Objective:
Report every line in the listing that contains the string "from".

Input material:
******

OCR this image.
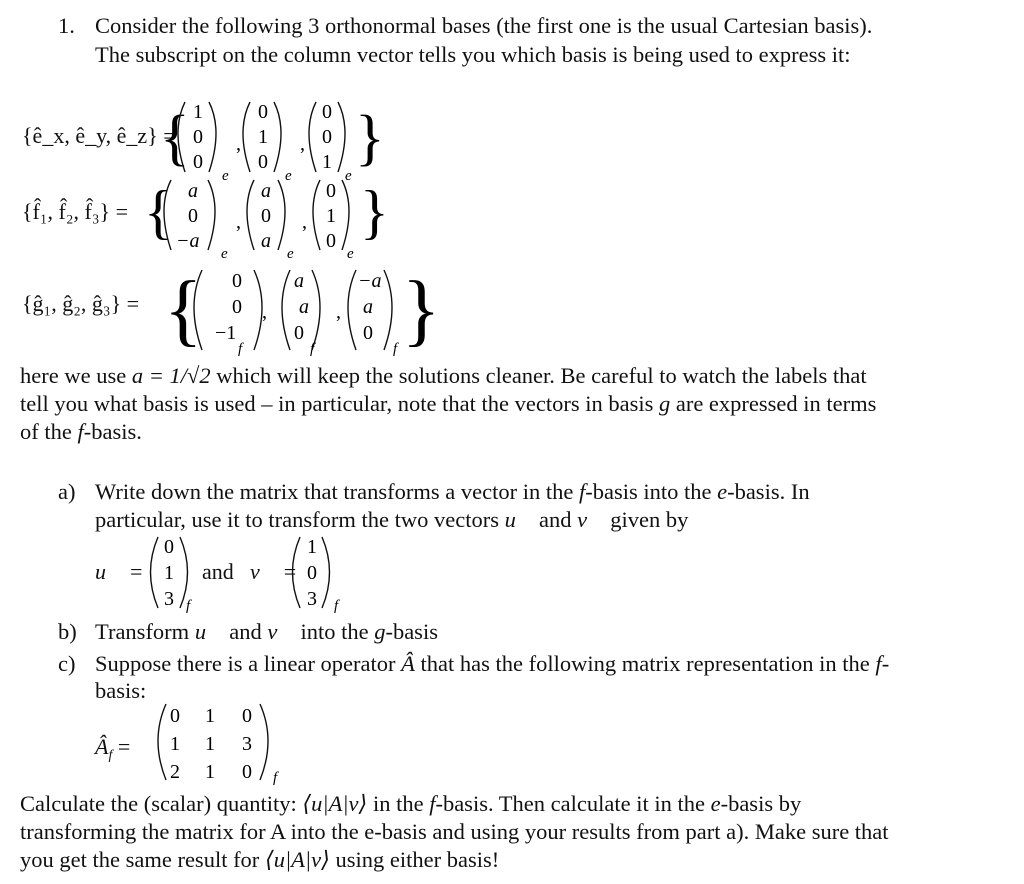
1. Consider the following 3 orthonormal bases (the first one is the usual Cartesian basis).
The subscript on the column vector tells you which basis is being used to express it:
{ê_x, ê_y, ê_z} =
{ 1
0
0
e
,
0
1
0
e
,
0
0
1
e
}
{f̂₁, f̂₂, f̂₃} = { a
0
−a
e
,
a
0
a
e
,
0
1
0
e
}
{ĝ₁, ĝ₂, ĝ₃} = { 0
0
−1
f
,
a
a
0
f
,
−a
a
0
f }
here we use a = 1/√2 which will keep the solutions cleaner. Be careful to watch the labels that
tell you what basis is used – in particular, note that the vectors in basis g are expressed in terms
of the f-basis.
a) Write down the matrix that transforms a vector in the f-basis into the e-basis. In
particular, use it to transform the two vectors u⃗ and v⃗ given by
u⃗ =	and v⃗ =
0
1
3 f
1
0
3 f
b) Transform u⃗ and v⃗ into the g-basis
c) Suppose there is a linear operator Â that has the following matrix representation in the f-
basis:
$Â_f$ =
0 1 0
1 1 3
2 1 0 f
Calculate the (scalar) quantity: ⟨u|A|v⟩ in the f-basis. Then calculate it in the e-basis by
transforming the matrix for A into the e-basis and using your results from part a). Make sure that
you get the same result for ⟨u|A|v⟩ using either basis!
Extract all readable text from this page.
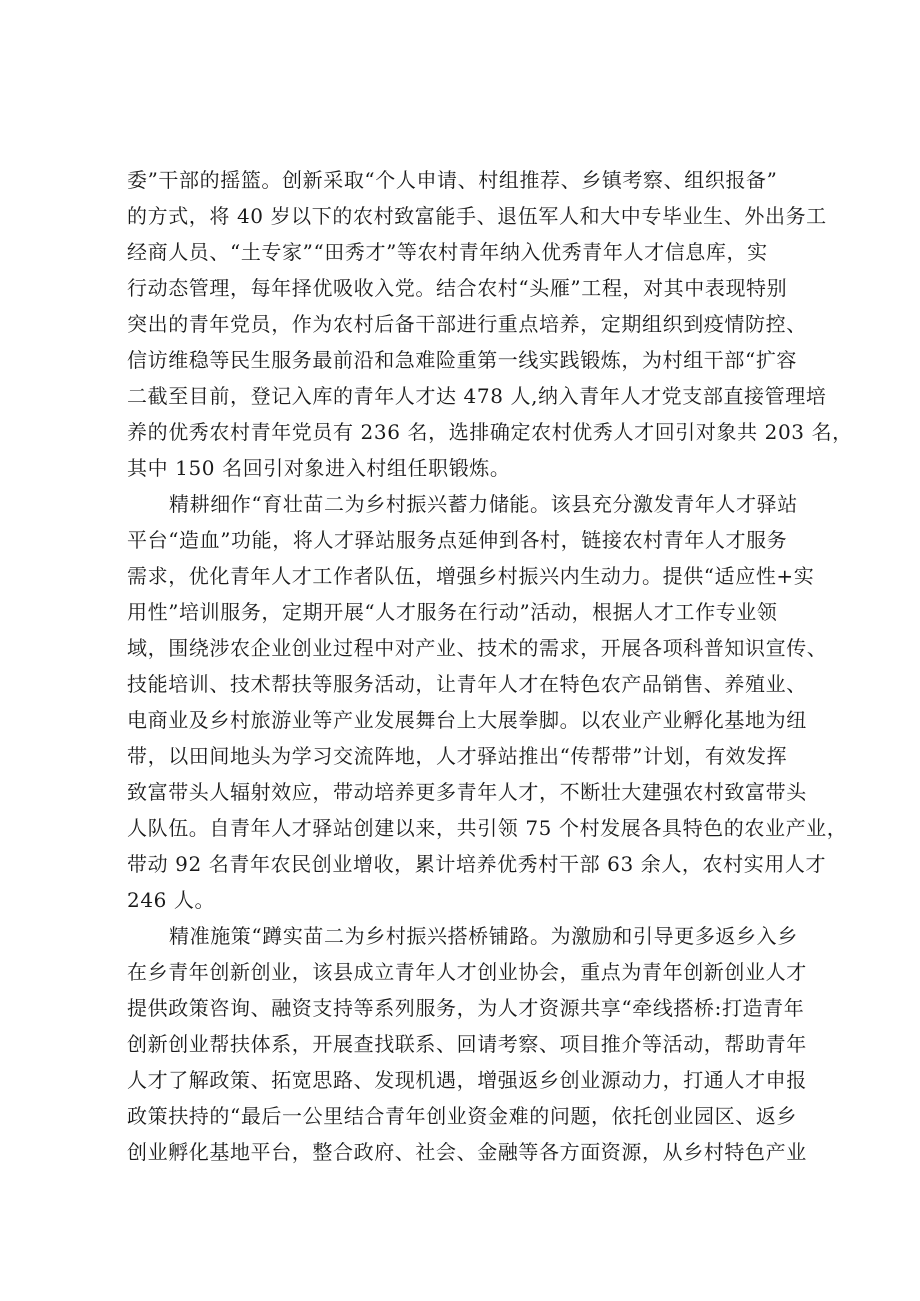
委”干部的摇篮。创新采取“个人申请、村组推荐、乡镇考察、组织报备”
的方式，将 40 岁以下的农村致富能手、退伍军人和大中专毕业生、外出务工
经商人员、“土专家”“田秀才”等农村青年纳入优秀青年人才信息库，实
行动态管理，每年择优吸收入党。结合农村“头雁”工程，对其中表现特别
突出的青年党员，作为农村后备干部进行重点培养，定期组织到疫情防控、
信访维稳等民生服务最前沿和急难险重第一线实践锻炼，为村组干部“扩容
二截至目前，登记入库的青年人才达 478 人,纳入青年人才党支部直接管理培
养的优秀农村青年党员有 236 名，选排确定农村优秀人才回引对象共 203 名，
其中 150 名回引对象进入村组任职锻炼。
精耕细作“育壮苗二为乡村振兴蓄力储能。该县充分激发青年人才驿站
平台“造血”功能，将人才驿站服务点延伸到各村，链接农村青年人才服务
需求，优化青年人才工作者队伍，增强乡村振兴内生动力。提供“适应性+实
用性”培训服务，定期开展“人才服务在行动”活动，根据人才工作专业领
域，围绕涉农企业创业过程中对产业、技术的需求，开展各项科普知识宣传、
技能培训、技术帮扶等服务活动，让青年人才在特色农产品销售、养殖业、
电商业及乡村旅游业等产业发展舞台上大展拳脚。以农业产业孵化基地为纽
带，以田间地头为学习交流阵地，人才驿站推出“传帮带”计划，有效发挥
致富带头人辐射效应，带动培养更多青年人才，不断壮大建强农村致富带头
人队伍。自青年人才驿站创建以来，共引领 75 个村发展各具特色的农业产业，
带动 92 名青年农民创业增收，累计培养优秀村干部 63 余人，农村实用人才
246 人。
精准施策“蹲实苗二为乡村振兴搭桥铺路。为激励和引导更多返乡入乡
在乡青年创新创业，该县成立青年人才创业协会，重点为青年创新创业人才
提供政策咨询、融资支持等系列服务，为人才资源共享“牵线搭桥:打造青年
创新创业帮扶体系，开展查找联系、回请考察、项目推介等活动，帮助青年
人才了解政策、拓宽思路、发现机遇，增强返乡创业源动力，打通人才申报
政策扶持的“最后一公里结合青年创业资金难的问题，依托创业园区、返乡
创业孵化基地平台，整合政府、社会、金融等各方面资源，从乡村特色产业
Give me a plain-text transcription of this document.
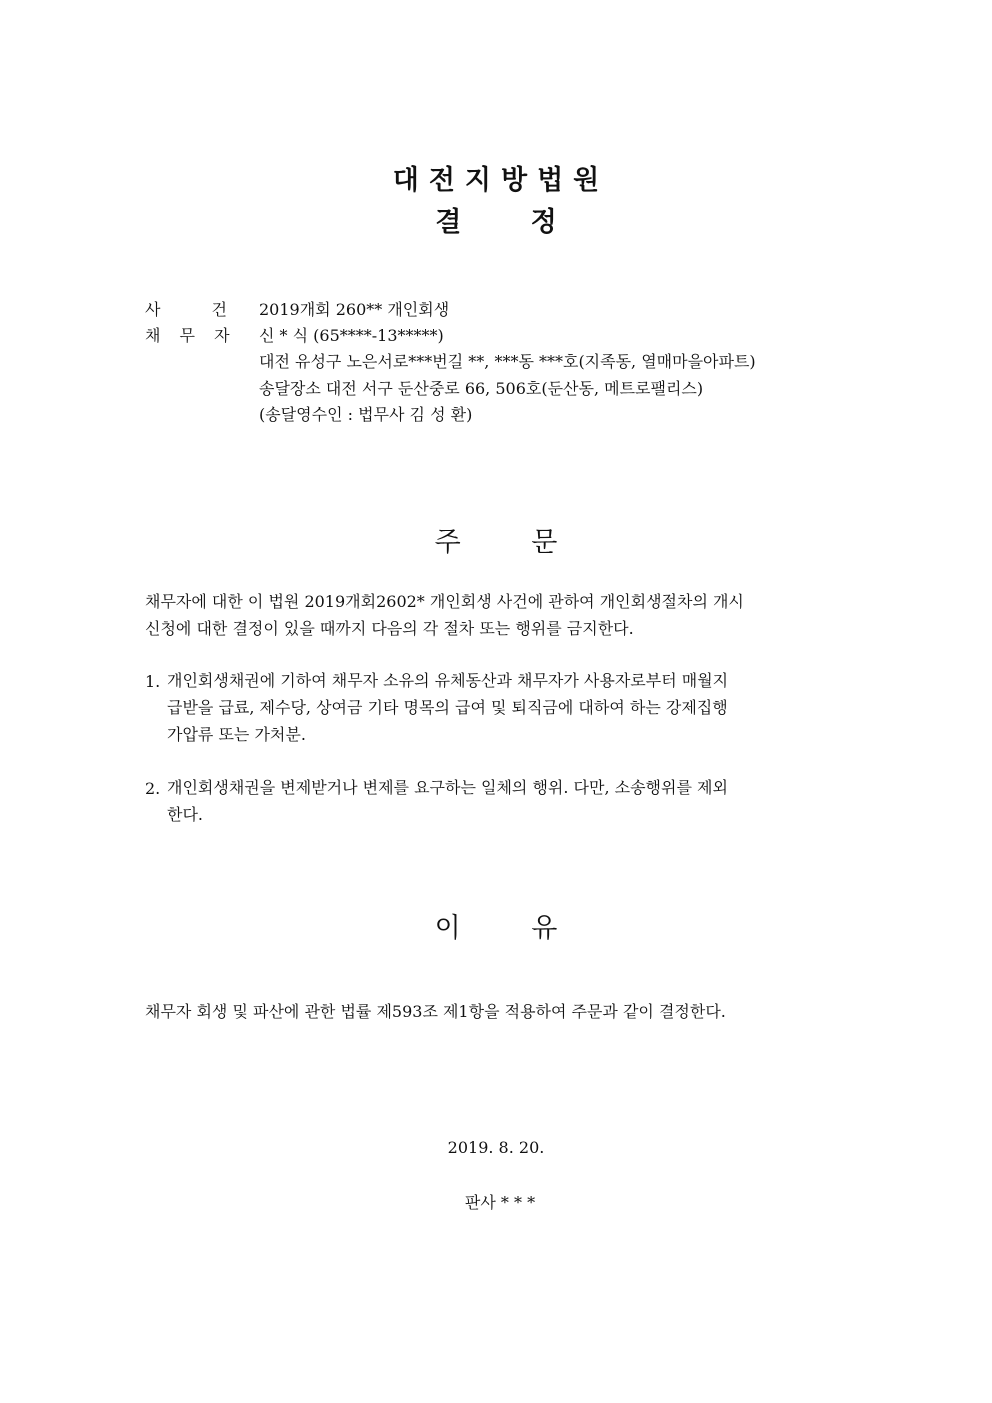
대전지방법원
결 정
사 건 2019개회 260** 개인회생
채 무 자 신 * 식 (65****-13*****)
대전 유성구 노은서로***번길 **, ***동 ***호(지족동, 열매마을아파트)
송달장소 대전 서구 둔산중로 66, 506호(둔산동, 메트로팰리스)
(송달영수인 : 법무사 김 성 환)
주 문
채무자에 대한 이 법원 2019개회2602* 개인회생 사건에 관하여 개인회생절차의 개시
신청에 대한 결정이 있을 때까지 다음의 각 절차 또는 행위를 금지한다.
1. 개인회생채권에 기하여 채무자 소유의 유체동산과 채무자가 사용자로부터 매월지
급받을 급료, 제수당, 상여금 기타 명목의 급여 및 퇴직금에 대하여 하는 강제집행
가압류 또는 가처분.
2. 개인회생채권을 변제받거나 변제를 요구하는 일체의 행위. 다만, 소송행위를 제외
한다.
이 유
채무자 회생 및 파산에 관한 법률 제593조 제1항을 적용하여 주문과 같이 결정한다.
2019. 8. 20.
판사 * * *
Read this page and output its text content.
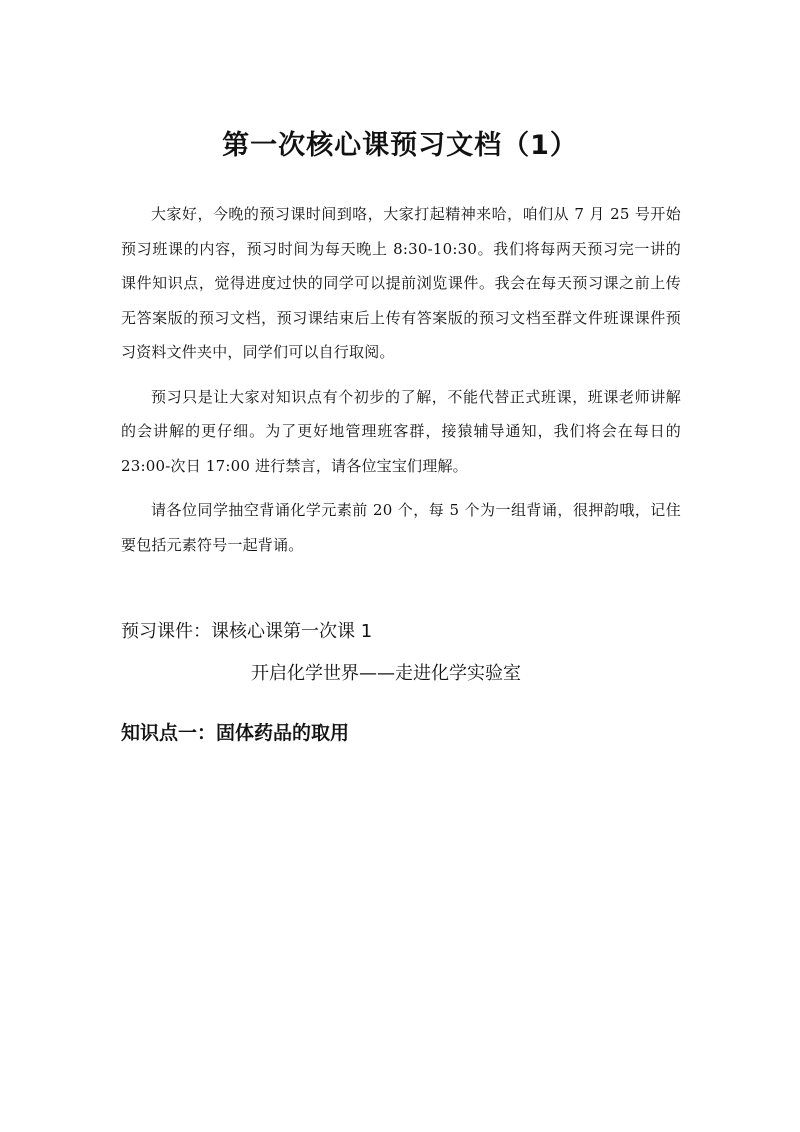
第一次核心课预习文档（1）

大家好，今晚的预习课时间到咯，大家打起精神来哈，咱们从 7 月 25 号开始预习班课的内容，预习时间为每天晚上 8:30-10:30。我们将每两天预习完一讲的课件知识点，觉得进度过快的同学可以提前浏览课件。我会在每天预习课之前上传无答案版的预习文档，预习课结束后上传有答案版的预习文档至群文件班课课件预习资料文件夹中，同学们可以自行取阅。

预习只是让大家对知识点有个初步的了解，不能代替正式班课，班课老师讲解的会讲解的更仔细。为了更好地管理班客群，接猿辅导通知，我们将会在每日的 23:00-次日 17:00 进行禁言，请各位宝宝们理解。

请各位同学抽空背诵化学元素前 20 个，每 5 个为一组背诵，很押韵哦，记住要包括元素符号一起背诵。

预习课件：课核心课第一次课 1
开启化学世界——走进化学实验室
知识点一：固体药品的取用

******

Result of the task:
transforming the matrix for A into the e-basis and using your results from part a). Make sure that
Extract all readable text from this page.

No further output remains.